--- START LISTED ENTRIES ---
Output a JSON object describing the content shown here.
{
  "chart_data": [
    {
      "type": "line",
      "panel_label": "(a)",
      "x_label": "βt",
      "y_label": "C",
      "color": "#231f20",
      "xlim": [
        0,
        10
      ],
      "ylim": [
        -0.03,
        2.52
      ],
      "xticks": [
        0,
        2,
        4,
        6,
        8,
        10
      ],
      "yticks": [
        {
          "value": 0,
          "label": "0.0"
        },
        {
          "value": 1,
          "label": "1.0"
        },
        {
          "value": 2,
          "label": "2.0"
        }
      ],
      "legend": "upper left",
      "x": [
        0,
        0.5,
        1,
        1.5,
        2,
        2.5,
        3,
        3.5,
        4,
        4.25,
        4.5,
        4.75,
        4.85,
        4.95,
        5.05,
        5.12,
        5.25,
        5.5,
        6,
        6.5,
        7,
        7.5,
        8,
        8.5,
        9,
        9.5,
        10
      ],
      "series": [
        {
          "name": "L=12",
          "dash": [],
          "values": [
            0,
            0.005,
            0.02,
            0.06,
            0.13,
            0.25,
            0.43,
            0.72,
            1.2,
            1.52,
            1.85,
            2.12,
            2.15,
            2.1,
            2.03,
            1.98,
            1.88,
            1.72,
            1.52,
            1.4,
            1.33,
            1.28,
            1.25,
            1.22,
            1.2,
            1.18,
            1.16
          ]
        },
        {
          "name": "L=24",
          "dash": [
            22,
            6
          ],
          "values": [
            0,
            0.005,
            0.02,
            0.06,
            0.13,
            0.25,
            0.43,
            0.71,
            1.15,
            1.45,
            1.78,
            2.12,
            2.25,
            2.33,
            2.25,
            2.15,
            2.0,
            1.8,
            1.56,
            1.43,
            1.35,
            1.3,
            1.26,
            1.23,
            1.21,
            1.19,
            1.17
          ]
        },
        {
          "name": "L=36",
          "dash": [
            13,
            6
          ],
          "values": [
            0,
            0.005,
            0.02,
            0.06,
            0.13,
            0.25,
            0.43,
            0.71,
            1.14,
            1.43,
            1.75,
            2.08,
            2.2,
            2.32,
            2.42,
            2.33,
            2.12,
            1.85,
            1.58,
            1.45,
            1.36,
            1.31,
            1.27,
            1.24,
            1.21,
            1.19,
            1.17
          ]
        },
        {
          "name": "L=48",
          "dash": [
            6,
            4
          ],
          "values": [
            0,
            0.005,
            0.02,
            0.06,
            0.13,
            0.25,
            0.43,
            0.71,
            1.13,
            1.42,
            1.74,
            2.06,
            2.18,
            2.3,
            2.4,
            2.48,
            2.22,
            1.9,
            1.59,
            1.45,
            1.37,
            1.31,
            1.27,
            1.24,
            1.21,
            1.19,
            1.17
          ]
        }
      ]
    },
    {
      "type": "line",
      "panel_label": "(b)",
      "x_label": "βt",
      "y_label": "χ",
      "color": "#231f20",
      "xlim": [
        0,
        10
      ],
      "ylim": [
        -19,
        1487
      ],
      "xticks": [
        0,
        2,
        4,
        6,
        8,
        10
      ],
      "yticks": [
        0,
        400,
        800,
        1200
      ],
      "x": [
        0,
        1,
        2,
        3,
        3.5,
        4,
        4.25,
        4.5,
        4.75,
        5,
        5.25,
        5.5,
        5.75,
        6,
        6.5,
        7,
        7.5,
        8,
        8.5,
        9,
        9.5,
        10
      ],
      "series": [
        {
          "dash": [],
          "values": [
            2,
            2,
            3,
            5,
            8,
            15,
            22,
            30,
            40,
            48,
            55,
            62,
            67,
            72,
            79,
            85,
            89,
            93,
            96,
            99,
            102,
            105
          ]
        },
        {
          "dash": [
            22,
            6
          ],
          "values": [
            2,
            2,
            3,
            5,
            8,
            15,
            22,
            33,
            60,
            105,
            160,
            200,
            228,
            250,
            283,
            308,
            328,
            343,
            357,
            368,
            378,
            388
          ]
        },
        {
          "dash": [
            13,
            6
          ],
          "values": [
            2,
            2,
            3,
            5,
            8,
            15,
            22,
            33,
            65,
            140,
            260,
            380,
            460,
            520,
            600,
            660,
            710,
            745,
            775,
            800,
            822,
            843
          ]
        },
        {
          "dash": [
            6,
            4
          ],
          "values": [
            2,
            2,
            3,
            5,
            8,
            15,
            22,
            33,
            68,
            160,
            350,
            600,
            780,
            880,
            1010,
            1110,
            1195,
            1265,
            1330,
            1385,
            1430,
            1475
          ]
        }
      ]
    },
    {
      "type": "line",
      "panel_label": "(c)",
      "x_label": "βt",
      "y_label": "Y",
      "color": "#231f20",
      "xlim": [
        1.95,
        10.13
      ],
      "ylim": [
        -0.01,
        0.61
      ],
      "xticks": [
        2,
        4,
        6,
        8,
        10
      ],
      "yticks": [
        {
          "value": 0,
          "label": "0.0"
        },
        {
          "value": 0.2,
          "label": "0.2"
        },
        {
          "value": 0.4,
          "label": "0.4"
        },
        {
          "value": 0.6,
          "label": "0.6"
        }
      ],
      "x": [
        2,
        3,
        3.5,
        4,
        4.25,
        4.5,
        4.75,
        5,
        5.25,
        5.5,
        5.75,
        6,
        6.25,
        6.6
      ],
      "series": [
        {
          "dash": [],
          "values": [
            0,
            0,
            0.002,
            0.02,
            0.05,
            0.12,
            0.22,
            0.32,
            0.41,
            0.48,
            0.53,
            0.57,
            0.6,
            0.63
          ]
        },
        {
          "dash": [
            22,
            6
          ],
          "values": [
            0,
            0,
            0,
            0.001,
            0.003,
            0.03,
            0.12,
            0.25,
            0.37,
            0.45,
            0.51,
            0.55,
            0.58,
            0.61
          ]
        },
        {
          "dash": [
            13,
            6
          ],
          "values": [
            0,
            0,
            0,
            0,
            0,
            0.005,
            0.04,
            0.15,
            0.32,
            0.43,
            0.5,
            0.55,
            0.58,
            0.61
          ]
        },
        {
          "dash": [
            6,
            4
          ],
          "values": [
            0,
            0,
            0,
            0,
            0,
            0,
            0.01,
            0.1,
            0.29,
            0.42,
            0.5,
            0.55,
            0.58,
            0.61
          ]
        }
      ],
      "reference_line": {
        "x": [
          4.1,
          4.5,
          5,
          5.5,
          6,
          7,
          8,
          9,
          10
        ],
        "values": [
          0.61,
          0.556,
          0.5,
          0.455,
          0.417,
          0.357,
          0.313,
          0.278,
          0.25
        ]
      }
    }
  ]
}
--- END LISTED ENTRIES ---
**TASK STATEMENT**.
Return every entry exactly as given.

**TASK RESULT**.
Output a JSON object describing the content shown here.
{
  "chart_data": [
    {
      "type": "line",
      "panel_label": "(a)",
      "x_label": "βt",
      "y_label": "C",
      "color": "#231f20",
      "xlim": [
        0,
        10
      ],
      "ylim": [
        -0.03,
        2.52
      ],
      "xticks": [
        0,
        2,
        4,
        6,
        8,
        10
      ],
      "yticks": [
        {
          "value": 0,
          "label": "0.0"
        },
        {
          "value": 1,
          "label": "1.0"
        },
        {
          "value": 2,
          "label": "2.0"
        }
      ],
      "legend": "upper left",
      "x": [
        0,
        0.5,
        1,
        1.5,
        2,
        2.5,
        3,
        3.5,
        4,
        4.25,
        4.5,
        4.75,
        4.85,
        4.95,
        5.05,
        5.12,
        5.25,
        5.5,
        6,
        6.5,
        7,
        7.5,
        8,
        8.5,
        9,
        9.5,
        10
      ],
      "series": [
        {
          "name": "L=12",
          "dash": [],
          "values": [
            0,
            0.005,
            0.02,
            0.06,
            0.13,
            0.25,
            0.43,
            0.72,
            1.2,
            1.52,
            1.85,
            2.12,
            2.15,
            2.1,
            2.03,
            1.98,
            1.88,
            1.72,
            1.52,
            1.4,
            1.33,
            1.28,
            1.25,
            1.22,
            1.2,
            1.18,
            1.16
          ]
        },
        {
          "name": "L=24",
          "dash": [
            22,
            6
          ],
          "values": [
            0,
            0.005,
            0.02,
            0.06,
            0.13,
            0.25,
            0.43,
            0.71,
            1.15,
            1.45,
            1.78,
            2.12,
            2.25,
            2.33,
            2.25,
            2.15,
            2.0,
            1.8,
            1.56,
            1.43,
            1.35,
            1.3,
            1.26,
            1.23,
            1.21,
            1.19,
            1.17
          ]
        },
        {
          "name": "L=36",
          "dash": [
            13,
            6
          ],
          "values": [
            0,
            0.005,
            0.02,
            0.06,
            0.13,
            0.25,
            0.43,
            0.71,
            1.14,
            1.43,
            1.75,
            2.08,
            2.2,
            2.32,
            2.42,
            2.33,
            2.12,
            1.85,
            1.58,
            1.45,
            1.36,
            1.31,
            1.27,
            1.24,
            1.21,
            1.19,
            1.17
          ]
        },
        {
          "name": "L=48",
          "dash": [
            6,
            4
          ],
          "values": [
            0,
            0.005,
            0.02,
            0.06,
            0.13,
            0.25,
            0.43,
            0.71,
            1.13,
            1.42,
            1.74,
            2.06,
            2.18,
            2.3,
            2.4,
            2.48,
            2.22,
            1.9,
            1.59,
            1.45,
            1.37,
            1.31,
            1.27,
            1.24,
            1.21,
            1.19,
            1.17
          ]
        }
      ]
    },
    {
      "type": "line",
      "panel_label": "(b)",
      "x_label": "βt",
      "y_label": "χ",
      "color": "#231f20",
      "xlim": [
        0,
        10
      ],
      "ylim": [
        -19,
        1487
      ],
      "xticks": [
        0,
        2,
        4,
        6,
        8,
        10
      ],
      "yticks": [
        0,
        400,
        800,
        1200
      ],
      "x": [
        0,
        1,
        2,
        3,
        3.5,
        4,
        4.25,
        4.5,
        4.75,
        5,
        5.25,
        5.5,
        5.75,
        6,
        6.5,
        7,
        7.5,
        8,
        8.5,
        9,
        9.5,
        10
      ],
      "series": [
        {
          "dash": [],
          "values": [
            2,
            2,
            3,
            5,
            8,
            15,
            22,
            30,
            40,
            48,
            55,
            62,
            67,
            72,
            79,
            85,
            89,
            93,
            96,
            99,
            102,
            105
          ]
        },
        {
          "dash": [
            22,
            6
          ],
          "values": [
            2,
            2,
            3,
            5,
            8,
            15,
            22,
            33,
            60,
            105,
            160,
            200,
            228,
            250,
            283,
            308,
            328,
            343,
            357,
            368,
            378,
            388
          ]
        },
        {
          "dash": [
            13,
            6
          ],
          "values": [
            2,
            2,
            3,
            5,
            8,
            15,
            22,
            33,
            65,
            140,
            260,
            380,
            460,
            520,
            600,
            660,
            710,
            745,
            775,
            800,
            822,
            843
          ]
        },
        {
          "dash": [
            6,
            4
          ],
          "values": [
            2,
            2,
            3,
            5,
            8,
            15,
            22,
            33,
            68,
            160,
            350,
            600,
            780,
            880,
            1010,
            1110,
            1195,
            1265,
            1330,
            1385,
            1430,
            1475
          ]
        }
      ]
    },
    {
      "type": "line",
      "panel_label": "(c)",
      "x_label": "βt",
      "y_label": "Y",
      "color": "#231f20",
      "xlim": [
        1.95,
        10.13
      ],
      "ylim": [
        -0.01,
        0.61
      ],
      "xticks": [
        2,
        4,
        6,
        8,
        10
      ],
      "yticks": [
        {
          "value": 0,
          "label": "0.0"
        },
        {
          "value": 0.2,
          "label": "0.2"
        },
        {
          "value": 0.4,
          "label": "0.4"
        },
        {
          "value": 0.6,
          "label": "0.6"
        }
      ],
      "x": [
        2,
        3,
        3.5,
        4,
        4.25,
        4.5,
        4.75,
        5,
        5.25,
        5.5,
        5.75,
        6,
        6.25,
        6.6
      ],
      "series": [
        {
          "dash": [],
          "values": [
            0,
            0,
            0.002,
            0.02,
            0.05,
            0.12,
            0.22,
            0.32,
            0.41,
            0.48,
            0.53,
            0.57,
            0.6,
            0.63
          ]
        },
        {
          "dash": [
            22,
            6
          ],
          "values": [
            0,
            0,
            0,
            0.001,
            0.003,
            0.03,
            0.12,
            0.25,
            0.37,
            0.45,
            0.51,
            0.55,
            0.58,
            0.61
          ]
        },
        {
          "dash": [
            13,
            6
          ],
          "values": [
            0,
            0,
            0,
            0,
            0,
            0.005,
            0.04,
            0.15,
            0.32,
            0.43,
            0.5,
            0.55,
            0.58,
            0.61
          ]
        },
        {
          "dash": [
            6,
            4
          ],
          "values": [
            0,
            0,
            0,
            0,
            0,
            0,
            0.01,
            0.1,
            0.29,
            0.42,
            0.5,
            0.55,
            0.58,
            0.61
          ]
        }
      ],
      "reference_line": {
        "x": [
          4.1,
          4.5,
          5,
          5.5,
          6,
          7,
          8,
          9,
          10
        ],
        "values": [
          0.61,
          0.556,
          0.5,
          0.455,
          0.417,
          0.357,
          0.313,
          0.278,
          0.25
        ]
      }
    }
  ]
}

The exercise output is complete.